▶ _What is needed_:
Find the number of lines below in which the word "ylabel" appears, and write that number only.

[Start of Data for processing]

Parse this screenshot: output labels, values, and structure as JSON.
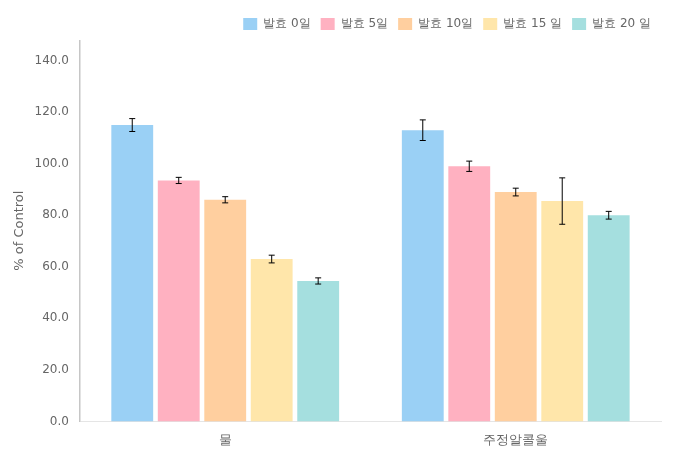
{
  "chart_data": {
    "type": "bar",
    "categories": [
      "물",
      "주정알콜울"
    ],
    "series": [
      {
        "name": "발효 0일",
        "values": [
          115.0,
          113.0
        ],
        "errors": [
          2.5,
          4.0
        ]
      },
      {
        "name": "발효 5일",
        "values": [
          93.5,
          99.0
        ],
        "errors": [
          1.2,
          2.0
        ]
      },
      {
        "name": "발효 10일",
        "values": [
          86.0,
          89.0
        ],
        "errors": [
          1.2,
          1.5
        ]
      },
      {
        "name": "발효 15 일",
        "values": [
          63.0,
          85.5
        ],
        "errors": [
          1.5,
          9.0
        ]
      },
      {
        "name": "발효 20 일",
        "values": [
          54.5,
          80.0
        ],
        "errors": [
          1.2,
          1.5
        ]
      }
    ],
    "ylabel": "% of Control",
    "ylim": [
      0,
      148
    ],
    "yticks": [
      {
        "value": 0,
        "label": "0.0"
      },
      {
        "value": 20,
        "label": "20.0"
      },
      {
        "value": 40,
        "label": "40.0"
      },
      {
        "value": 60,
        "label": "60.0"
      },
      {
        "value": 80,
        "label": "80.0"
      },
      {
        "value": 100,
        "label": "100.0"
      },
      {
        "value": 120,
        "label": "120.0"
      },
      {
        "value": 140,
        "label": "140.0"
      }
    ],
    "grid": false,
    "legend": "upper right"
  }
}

[End of Data for processing]
[Start of Data for processing]

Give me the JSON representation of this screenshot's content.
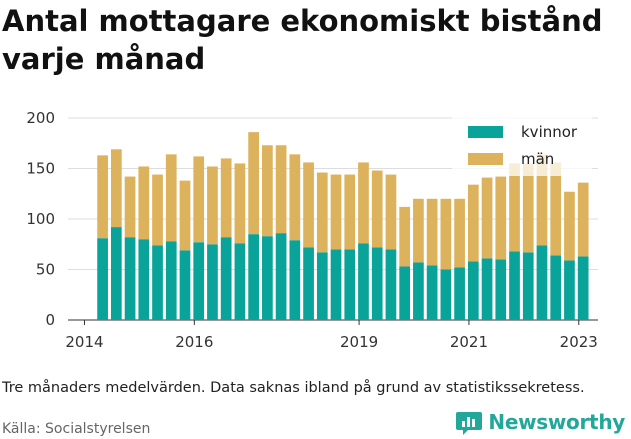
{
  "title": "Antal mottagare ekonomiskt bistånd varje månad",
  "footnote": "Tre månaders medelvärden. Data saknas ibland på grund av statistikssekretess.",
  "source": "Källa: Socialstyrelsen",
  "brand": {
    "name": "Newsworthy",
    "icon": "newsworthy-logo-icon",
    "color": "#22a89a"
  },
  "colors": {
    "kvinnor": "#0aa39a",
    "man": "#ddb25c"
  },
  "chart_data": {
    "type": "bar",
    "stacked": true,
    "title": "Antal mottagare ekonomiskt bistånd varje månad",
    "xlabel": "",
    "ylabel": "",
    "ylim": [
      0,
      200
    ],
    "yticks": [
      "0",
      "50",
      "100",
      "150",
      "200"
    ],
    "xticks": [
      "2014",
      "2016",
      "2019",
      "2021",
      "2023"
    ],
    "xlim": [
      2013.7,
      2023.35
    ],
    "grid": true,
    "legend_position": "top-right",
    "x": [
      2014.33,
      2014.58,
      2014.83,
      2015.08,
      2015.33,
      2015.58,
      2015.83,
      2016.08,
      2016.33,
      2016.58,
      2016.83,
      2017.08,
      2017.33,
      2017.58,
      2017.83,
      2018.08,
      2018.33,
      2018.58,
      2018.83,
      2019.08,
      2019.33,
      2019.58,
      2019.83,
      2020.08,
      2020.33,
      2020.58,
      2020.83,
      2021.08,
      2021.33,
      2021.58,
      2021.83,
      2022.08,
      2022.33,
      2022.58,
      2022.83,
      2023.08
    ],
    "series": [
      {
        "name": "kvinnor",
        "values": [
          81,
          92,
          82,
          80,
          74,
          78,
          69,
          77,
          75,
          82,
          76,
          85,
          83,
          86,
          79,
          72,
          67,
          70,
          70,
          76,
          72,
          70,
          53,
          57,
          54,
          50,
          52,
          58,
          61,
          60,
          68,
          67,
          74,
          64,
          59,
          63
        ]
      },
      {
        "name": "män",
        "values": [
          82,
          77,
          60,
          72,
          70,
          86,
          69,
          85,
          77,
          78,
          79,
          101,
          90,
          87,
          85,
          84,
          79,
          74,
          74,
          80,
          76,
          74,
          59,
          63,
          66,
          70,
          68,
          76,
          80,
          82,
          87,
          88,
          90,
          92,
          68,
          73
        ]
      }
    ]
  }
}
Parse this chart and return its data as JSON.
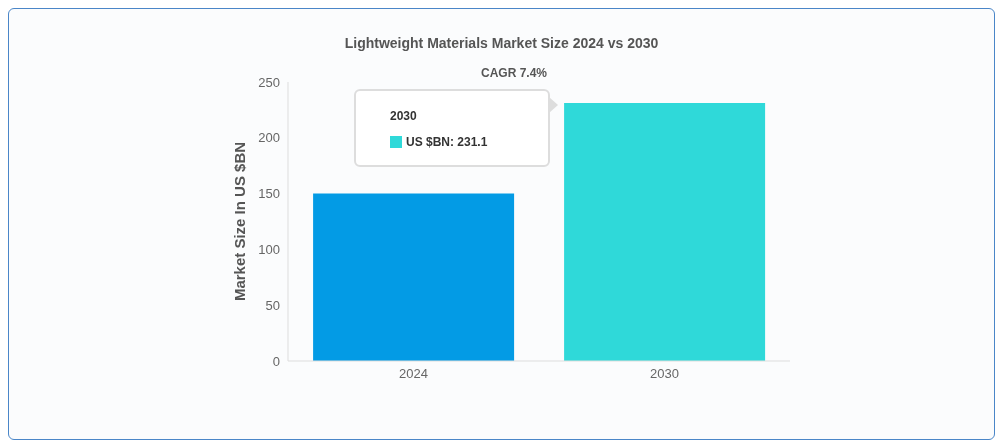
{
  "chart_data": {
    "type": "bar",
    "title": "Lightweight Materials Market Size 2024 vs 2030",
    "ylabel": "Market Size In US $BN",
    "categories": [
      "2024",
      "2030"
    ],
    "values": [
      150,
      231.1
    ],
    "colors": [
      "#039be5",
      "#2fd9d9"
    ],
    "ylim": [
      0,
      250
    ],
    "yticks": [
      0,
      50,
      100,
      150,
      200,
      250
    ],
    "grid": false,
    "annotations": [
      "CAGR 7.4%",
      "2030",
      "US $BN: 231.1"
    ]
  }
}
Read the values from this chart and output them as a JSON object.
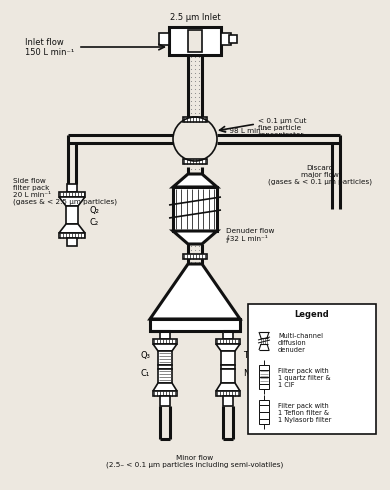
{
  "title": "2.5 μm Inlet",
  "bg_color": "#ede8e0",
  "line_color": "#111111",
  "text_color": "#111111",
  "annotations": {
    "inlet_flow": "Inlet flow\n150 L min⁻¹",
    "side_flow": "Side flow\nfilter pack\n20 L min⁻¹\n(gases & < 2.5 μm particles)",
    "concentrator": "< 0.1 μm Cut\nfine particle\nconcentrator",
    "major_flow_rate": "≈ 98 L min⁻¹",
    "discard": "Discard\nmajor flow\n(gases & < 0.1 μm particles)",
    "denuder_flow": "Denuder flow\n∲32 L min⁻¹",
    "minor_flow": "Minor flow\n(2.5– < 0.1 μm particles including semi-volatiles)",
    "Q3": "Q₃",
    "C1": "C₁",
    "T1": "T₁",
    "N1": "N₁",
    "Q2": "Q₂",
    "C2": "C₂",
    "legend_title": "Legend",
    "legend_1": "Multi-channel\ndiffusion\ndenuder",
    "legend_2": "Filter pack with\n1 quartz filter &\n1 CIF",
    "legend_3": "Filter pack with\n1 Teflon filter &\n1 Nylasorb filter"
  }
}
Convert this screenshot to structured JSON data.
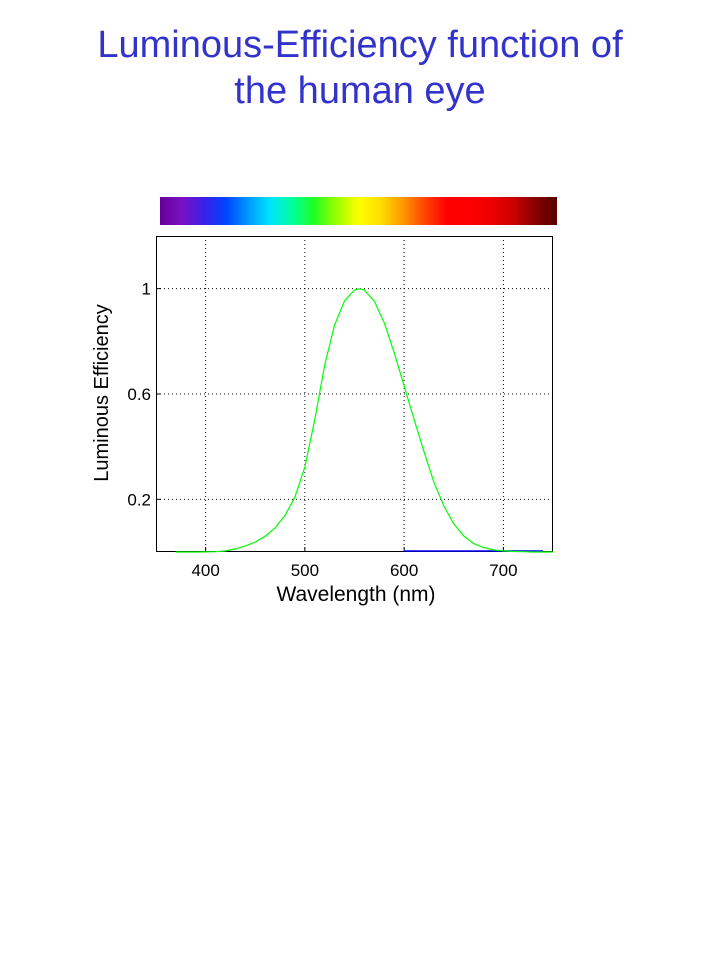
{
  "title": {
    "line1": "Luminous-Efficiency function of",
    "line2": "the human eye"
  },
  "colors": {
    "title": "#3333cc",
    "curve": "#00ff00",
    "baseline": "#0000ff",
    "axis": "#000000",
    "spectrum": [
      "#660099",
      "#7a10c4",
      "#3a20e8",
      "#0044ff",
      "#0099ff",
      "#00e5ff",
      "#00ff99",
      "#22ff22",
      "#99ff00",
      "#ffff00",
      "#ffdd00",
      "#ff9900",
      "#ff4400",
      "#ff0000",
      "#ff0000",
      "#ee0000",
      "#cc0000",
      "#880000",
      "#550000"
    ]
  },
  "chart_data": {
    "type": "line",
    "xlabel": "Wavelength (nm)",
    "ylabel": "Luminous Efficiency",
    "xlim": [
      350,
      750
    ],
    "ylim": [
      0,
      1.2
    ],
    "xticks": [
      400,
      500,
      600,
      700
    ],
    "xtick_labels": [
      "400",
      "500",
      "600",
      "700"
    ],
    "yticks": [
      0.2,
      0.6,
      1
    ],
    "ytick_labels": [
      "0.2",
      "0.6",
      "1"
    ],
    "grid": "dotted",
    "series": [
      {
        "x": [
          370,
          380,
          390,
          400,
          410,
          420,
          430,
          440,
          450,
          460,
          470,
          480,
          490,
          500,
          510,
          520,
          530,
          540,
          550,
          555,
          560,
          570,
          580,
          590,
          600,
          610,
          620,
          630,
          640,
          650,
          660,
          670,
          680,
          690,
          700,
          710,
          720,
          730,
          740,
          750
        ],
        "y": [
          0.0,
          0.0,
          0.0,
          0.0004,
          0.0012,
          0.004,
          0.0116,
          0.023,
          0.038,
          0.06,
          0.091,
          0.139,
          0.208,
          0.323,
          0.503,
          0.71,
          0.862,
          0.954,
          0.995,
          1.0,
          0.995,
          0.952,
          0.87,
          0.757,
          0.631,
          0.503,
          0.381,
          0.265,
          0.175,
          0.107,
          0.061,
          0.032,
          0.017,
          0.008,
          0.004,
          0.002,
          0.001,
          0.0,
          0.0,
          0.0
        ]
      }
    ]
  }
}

[End of Data for processing]
[Start of Data for processing]

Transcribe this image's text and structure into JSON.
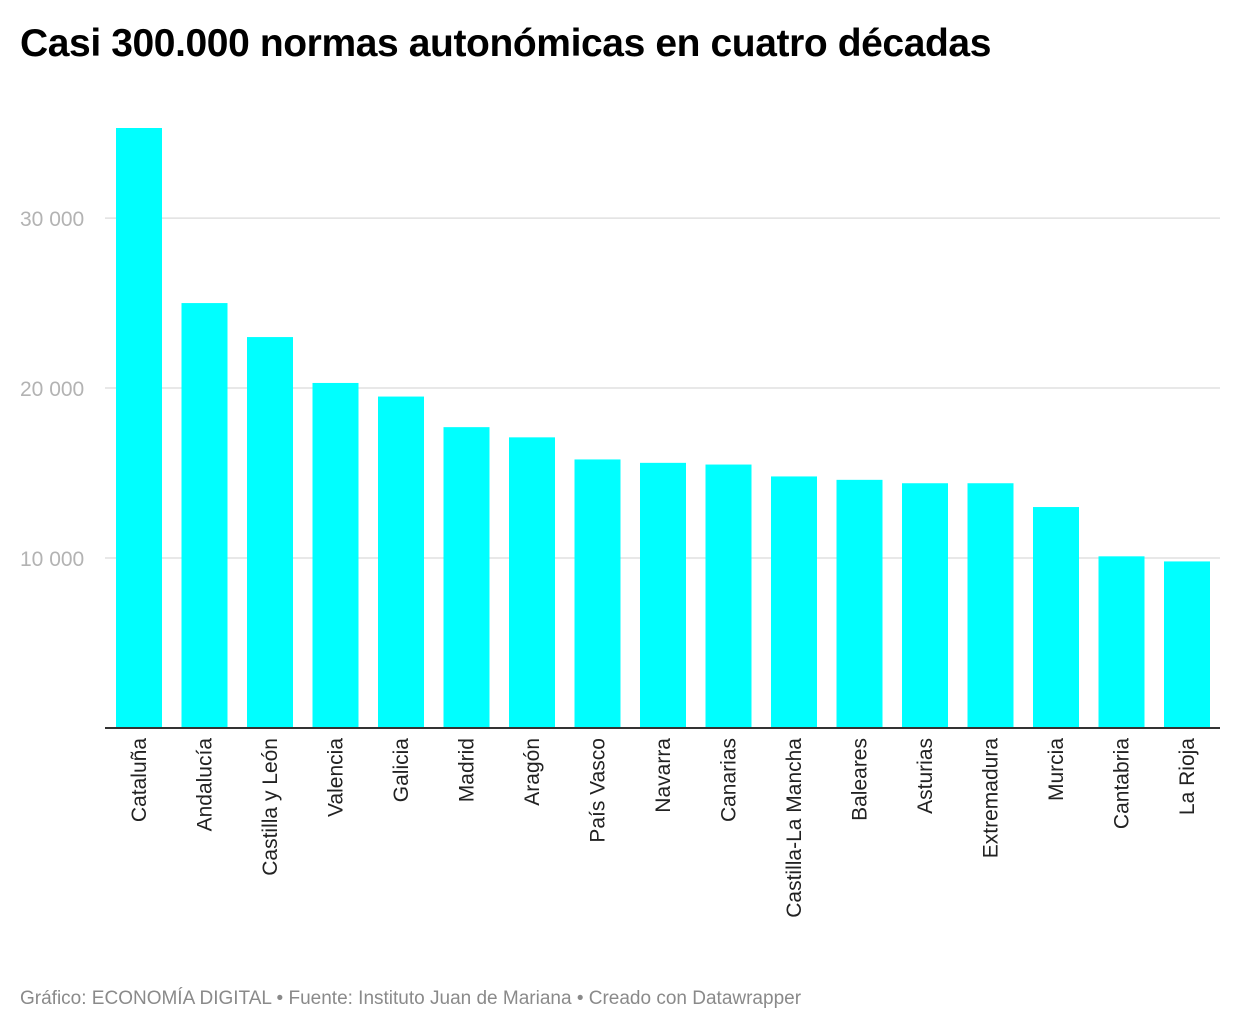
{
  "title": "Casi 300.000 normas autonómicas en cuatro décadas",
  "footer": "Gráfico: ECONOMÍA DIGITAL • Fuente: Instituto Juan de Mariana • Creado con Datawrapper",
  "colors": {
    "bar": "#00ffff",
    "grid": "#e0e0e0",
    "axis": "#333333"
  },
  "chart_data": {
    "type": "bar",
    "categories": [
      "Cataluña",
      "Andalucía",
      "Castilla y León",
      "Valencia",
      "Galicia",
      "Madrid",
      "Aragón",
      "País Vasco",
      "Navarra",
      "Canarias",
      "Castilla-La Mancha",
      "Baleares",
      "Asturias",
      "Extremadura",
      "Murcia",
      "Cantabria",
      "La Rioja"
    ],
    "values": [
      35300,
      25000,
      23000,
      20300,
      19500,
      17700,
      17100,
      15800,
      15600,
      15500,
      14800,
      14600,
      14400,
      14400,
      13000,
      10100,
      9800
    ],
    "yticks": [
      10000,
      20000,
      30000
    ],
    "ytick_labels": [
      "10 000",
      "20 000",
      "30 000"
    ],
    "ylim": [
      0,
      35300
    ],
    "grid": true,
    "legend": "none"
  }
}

[End of Data for processing]

▶ _Complete output_:
4